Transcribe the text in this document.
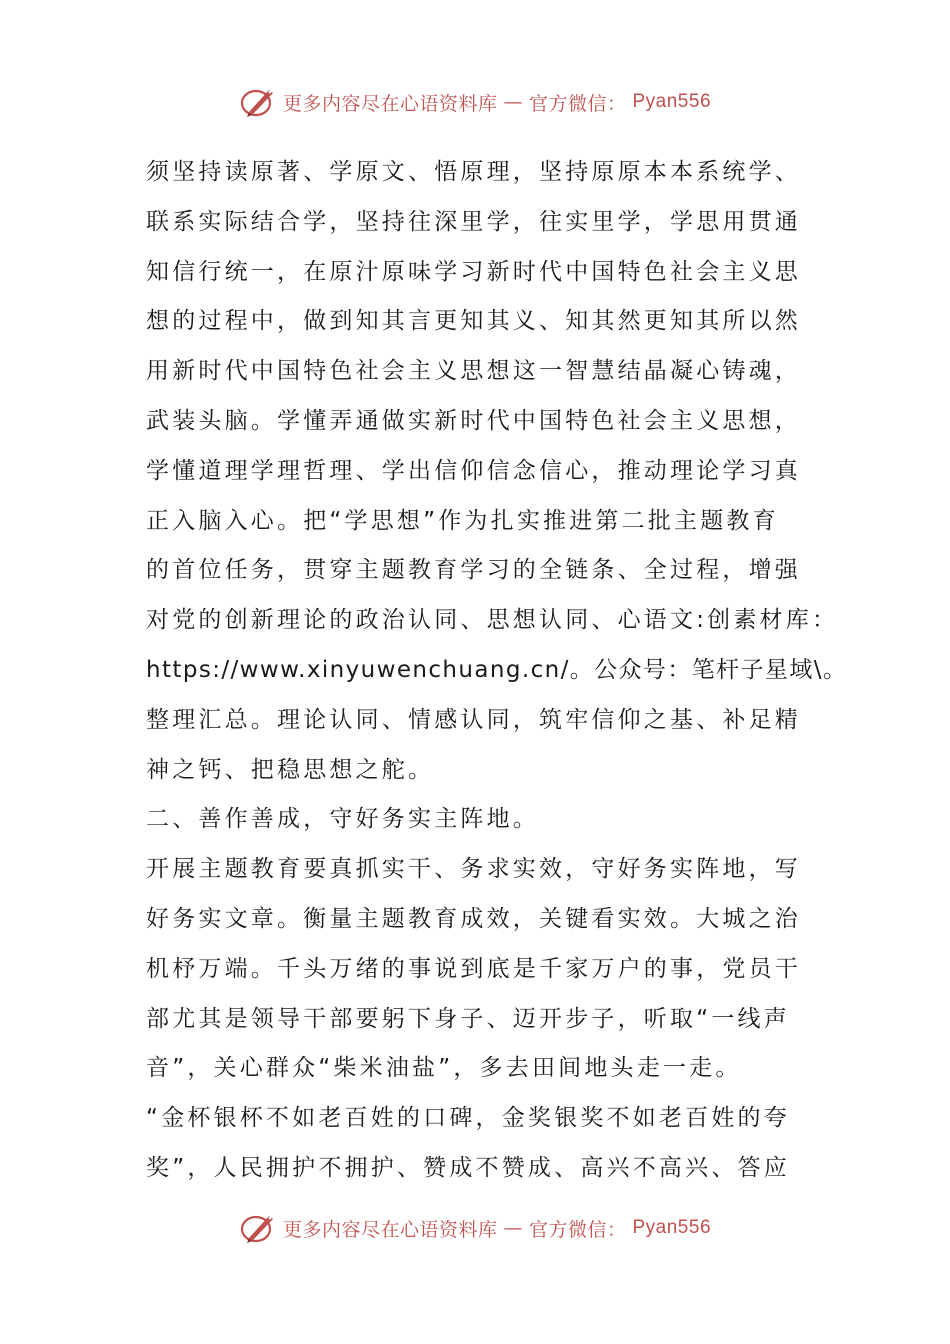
更多内容尽在心语资料库 — 官方微信： Pyan556
须坚持读原著、学原文、悟原理，坚持原原本本系统学、
联系实际结合学，坚持往深里学，往实里学，学思用贯通
知信行统一，在原汁原味学习新时代中国特色社会主义思
想的过程中，做到知其言更知其义、知其然更知其所以然
用新时代中国特色社会主义思想这一智慧结晶凝心铸魂，
武装头脑。学懂弄通做实新时代中国特色社会主义思想，
学懂道理学理哲理、学出信仰信念信心，推动理论学习真
正入脑入心。把“学思想”作为扎实推进第二批主题教育
的首位任务，贯穿主题教育学习的全链条、全过程，增强
对党的创新理论的政治认同、思想认同、心语文:创素材库：
https://www.xinyuwenchuang.cn/。公众号：笔杆子星域\。
整理汇总。理论认同、情感认同，筑牢信仰之基、补足精
神之钙、把稳思想之舵。
二、善作善成，守好务实主阵地。
开展主题教育要真抓实干、务求实效，守好务实阵地，写
好务实文章。衡量主题教育成效，关键看实效。大城之治
机杼万端。千头万绪的事说到底是千家万户的事，党员干
部尤其是领导干部要躬下身子、迈开步子，听取“一线声
音”，关心群众“柴米油盐”，多去田间地头走一走。
“金杯银杯不如老百姓的口碑，金奖银奖不如老百姓的夸
奖”，人民拥护不拥护、赞成不赞成、高兴不高兴、答应
更多内容尽在心语资料库 — 官方微信： Pyan556
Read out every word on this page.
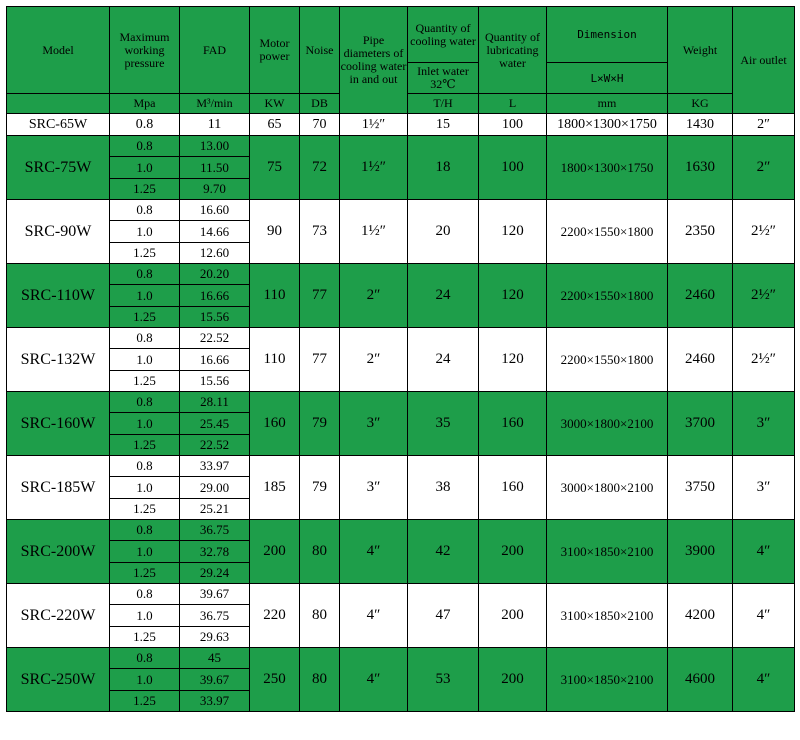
Model	Maximum working pressure	FAD	Motor power	Noise	Pipe diameters of cooling water in and out	Quantity of cooling water	Quantity of lubricating water	Dimension	Weight	Air outlet
						Inlet water 32℃		L×W×H		
	Mpa	M³/min	KW	DB		T/H	L	mm	KG	
SRC-65W	0.8	11	65	70	1½″	15	100	1800×1300×1750	1430	2″
SRC-75W	0.8	13.00	75	72	1½″	18	100	1800×1300×1750	1630	2″
	1.0	11.50								
	1.25	9.70								
SRC-90W	0.8	16.60	90	73	1½″	20	120	2200×1550×1800	2350	2½″
	1.0	14.66								
	1.25	12.60								
SRC-110W	0.8	20.20	110	77	2″	24	120	2200×1550×1800	2460	2½″
	1.0	16.66								
	1.25	15.56								
SRC-132W	0.8	22.52	110	77	2″	24	120	2200×1550×1800	2460	2½″
	1.0	16.66								
	1.25	15.56								
SRC-160W	0.8	28.11	160	79	3″	35	160	3000×1800×2100	3700	3″
	1.0	25.45								
	1.25	22.52								
SRC-185W	0.8	33.97	185	79	3″	38	160	3000×1800×2100	3750	3″
	1.0	29.00								
	1.25	25.21								
SRC-200W	0.8	36.75	200	80	4″	42	200	3100×1850×2100	3900	4″
	1.0	32.78								
	1.25	29.24								
SRC-220W	0.8	39.67	220	80	4″	47	200	3100×1850×2100	4200	4″
	1.0	36.75								
	1.25	29.63								
SRC-250W	0.8	45	250	80	4″	53	200	3100×1850×2100	4600	4″
	1.0	39.67								
	1.25	33.97								
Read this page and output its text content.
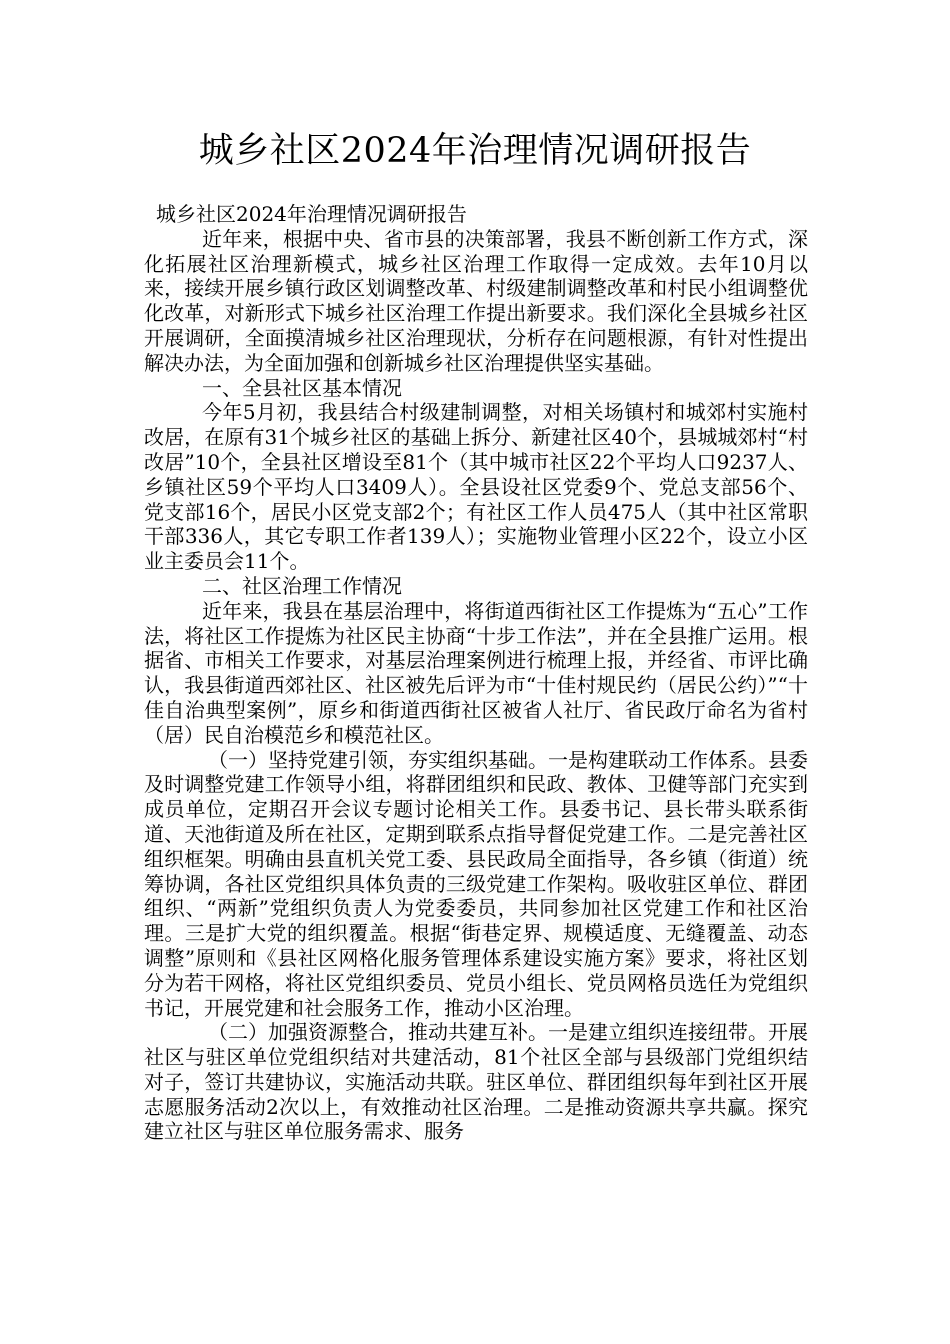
城乡社区2024年治理情况调研报告

城乡社区2024年治理情况调研报告

近年来，根据中央、省市县的决策部署，我县不断创新工作方式，深化拓展社区治理新模式，城乡社区治理工作取得一定成效。去年10月以来，接续开展乡镇行政区划调整改革、村级建制调整改革和村民小组调整优化改革，对新形式下城乡社区治理工作提出新要求。我们深化全县城乡社区开展调研，全面摸清城乡社区治理现状，分析存在问题根源，有针对性提出解决办法，为全面加强和创新城乡社区治理提供坚实基础。

一、全县社区基本情况

今年5月初，我县结合村级建制调整，对相关场镇村和城郊村实施村改居，在原有31个城乡社区的基础上拆分、新建社区40个，县城城郊村“村改居”10个，全县社区增设至81个（其中城市社区22个平均人口9237人、乡镇社区59个平均人口3409人）。全县设社区党委9个、党总支部56个、党支部16个，居民小区党支部2个；有社区工作人员475人（其中社区常职干部336人，其它专职工作者139人）；实施物业管理小区22个，设立小区业主委员会11个。

二、社区治理工作情况

近年来，我县在基层治理中，将街道西街社区工作提炼为“五心”工作法，将社区工作提炼为社区民主协商“十步工作法”，并在全县推广运用。根据省、市相关工作要求，对基层治理案例进行梳理上报，并经省、市评比确认，我县街道西郊社区、社区被先后评为市“十佳村规民约（居民公约）”“十佳自治典型案例”，原乡和街道西街社区被省人社厅、省民政厅命名为省村（居）民自治模范乡和模范社区。

（一）坚持党建引领，夯实组织基础。一是构建联动工作体系。县委及时调整党建工作领导小组，将群团组织和民政、教体、卫健等部门充实到成员单位，定期召开会议专题讨论相关工作。县委书记、县长带头联系街道、天池街道及所在社区，定期到联系点指导督促党建工作。二是完善社区组织框架。明确由县直机关党工委、县民政局全面指导，各乡镇（街道）统筹协调，各社区党组织具体负责的三级党建工作架构。吸收驻区单位、群团组织、“两新”党组织负责人为党委委员，共同参加社区党建工作和社区治理。三是扩大党的组织覆盖。根据“街巷定界、规模适度、无缝覆盖、动态调整”原则和《县社区网格化服务管理体系建设实施方案》要求，将社区划分为若干网格，将社区党组织委员、党员小组长、党员网格员选任为党组织书记，开展党建和社会服务工作，推动小区治理。

（二）加强资源整合，推动共建互补。一是建立组织连接纽带。开展社区与驻区单位党组织结对共建活动，81个社区全部与县级部门党组织结对子，签订共建协议，实施活动共联。驻区单位、群团组织每年到社区开展志愿服务活动2次以上，有效推动社区治理。二是推动资源共享共赢。探究建立社区与驻区单位服务需求、服务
◇ ◇ ◇ ◇ ◇
▶ [What you should do] Reproduce the data verbatim. Do not carry any picture into the copy.

▶ [Result below]
Transcribe the text in this document.
更多内容尽在心语资料库 — 官方微信： Pyan556
须坚持读原著、学原文、悟原理，坚持原原本本系统学、
联系实际结合学，坚持往深里学，往实里学，学思用贯通
知信行统一，在原汁原味学习新时代中国特色社会主义思
想的过程中，做到知其言更知其义、知其然更知其所以然
用新时代中国特色社会主义思想这一智慧结晶凝心铸魂，
武装头脑。学懂弄通做实新时代中国特色社会主义思想，
学懂道理学理哲理、学出信仰信念信心，推动理论学习真
正入脑入心。把“学思想”作为扎实推进第二批主题教育
的首位任务，贯穿主题教育学习的全链条、全过程，增强
对党的创新理论的政治认同、思想认同、心语文:创素材库：
https://www.xinyuwenchuang.cn/。公众号：笔杆子星域\。
整理汇总。理论认同、情感认同，筑牢信仰之基、补足精
神之钙、把稳思想之舵。
二、善作善成，守好务实主阵地。
开展主题教育要真抓实干、务求实效，守好务实阵地，写
好务实文章。衡量主题教育成效，关键看实效。大城之治
机杼万端。千头万绪的事说到底是千家万户的事，党员干
部尤其是领导干部要躬下身子、迈开步子，听取“一线声
音”，关心群众“柴米油盐”，多去田间地头走一走。
“金杯银杯不如老百姓的口碑，金奖银奖不如老百姓的夸
奖”，人民拥护不拥护、赞成不赞成、高兴不高兴、答应
更多内容尽在心语资料库 — 官方微信： Pyan556
Read out every word on this page.
Model	Maximum working pressure	FAD	Motor power	Noise	Pipe diameters of cooling water in and out	Quantity of cooling water	Quantity of lubricating water	Dimension	Weight	Air outlet
						Inlet water 32℃		L×W×H		
	Mpa	M³/min	KW	DB		T/H	L	mm	KG	
SRC-65W	0.8	11	65	70	1½″	15	100	1800×1300×1750	1430	2″
SRC-75W	0.8	13.00	75	72	1½″	18	100	1800×1300×1750	1630	2″
	1.0	11.50								
	1.25	9.70								
SRC-90W	0.8	16.60	90	73	1½″	20	120	2200×1550×1800	2350	2½″
	1.0	14.66								
	1.25	12.60								
SRC-110W	0.8	20.20	110	77	2″	24	120	2200×1550×1800	2460	2½″
	1.0	16.66								
	1.25	15.56								
SRC-132W	0.8	22.52	110	77	2″	24	120	2200×1550×1800	2460	2½″
	1.0	16.66								
	1.25	15.56								
SRC-160W	0.8	28.11	160	79	3″	35	160	3000×1800×2100	3700	3″
	1.0	25.45								
	1.25	22.52								
SRC-185W	0.8	33.97	185	79	3″	38	160	3000×1800×2100	3750	3″
	1.0	29.00								
	1.25	25.21								
SRC-200W	0.8	36.75	200	80	4″	42	200	3100×1850×2100	3900	4″
	1.0	32.78								
	1.25	29.24								
SRC-220W	0.8	39.67	220	80	4″	47	200	3100×1850×2100	4200	4″
	1.0	36.75								
	1.25	29.63								
SRC-250W	0.8	45	250	80	4″	53	200	3100×1850×2100	4600	4″
	1.0	39.67								
	1.25	33.97								
Read this page and output its text content.
城乡社区2024年治理情况调研报告

城乡社区2024年治理情况调研报告

近年来，根据中央、省市县的决策部署，我县不断创新工作方式，深化拓展社区治理新模式，城乡社区治理工作取得一定成效。去年10月以来，接续开展乡镇行政区划调整改革、村级建制调整改革和村民小组调整优化改革，对新形式下城乡社区治理工作提出新要求。我们深化全县城乡社区开展调研，全面摸清城乡社区治理现状，分析存在问题根源，有针对性提出解决办法，为全面加强和创新城乡社区治理提供坚实基础。

一、全县社区基本情况

今年5月初，我县结合村级建制调整，对相关场镇村和城郊村实施村改居，在原有31个城乡社区的基础上拆分、新建社区40个，县城城郊村“村改居”10个，全县社区增设至81个（其中城市社区22个平均人口9237人、乡镇社区59个平均人口3409人）。全县设社区党委9个、党总支部56个、党支部16个，居民小区党支部2个；有社区工作人员475人（其中社区常职干部336人，其它专职工作者139人）；实施物业管理小区22个，设立小区业主委员会11个。

二、社区治理工作情况

近年来，我县在基层治理中，将街道西街社区工作提炼为“五心”工作法，将社区工作提炼为社区民主协商“十步工作法”，并在全县推广运用。根据省、市相关工作要求，对基层治理案例进行梳理上报，并经省、市评比确认，我县街道西郊社区、社区被先后评为市“十佳村规民约（居民公约）”“十佳自治典型案例”，原乡和街道西街社区被省人社厅、省民政厅命名为省村（居）民自治模范乡和模范社区。

（一）坚持党建引领，夯实组织基础。一是构建联动工作体系。县委及时调整党建工作领导小组，将群团组织和民政、教体、卫健等部门充实到成员单位，定期召开会议专题讨论相关工作。县委书记、县长带头联系街道、天池街道及所在社区，定期到联系点指导督促党建工作。二是完善社区组织框架。明确由县直机关党工委、县民政局全面指导，各乡镇（街道）统筹协调，各社区党组织具体负责的三级党建工作架构。吸收驻区单位、群团组织、“两新”党组织负责人为党委委员，共同参加社区党建工作和社区治理。三是扩大党的组织覆盖。根据“街巷定界、规模适度、无缝覆盖、动态调整”原则和《县社区网格化服务管理体系建设实施方案》要求，将社区划分为若干网格，将社区党组织委员、党员小组长、党员网格员选任为党组织书记，开展党建和社会服务工作，推动小区治理。

（二）加强资源整合，推动共建互补。一是建立组织连接纽带。开展社区与驻区单位党组织结对共建活动，81个社区全部与县级部门党组织结对子，签订共建协议，实施活动共联。驻区单位、群团组织每年到社区开展志愿服务活动2次以上，有效推动社区治理。二是推动资源共享共赢。探究建立社区与驻区单位服务需求、服务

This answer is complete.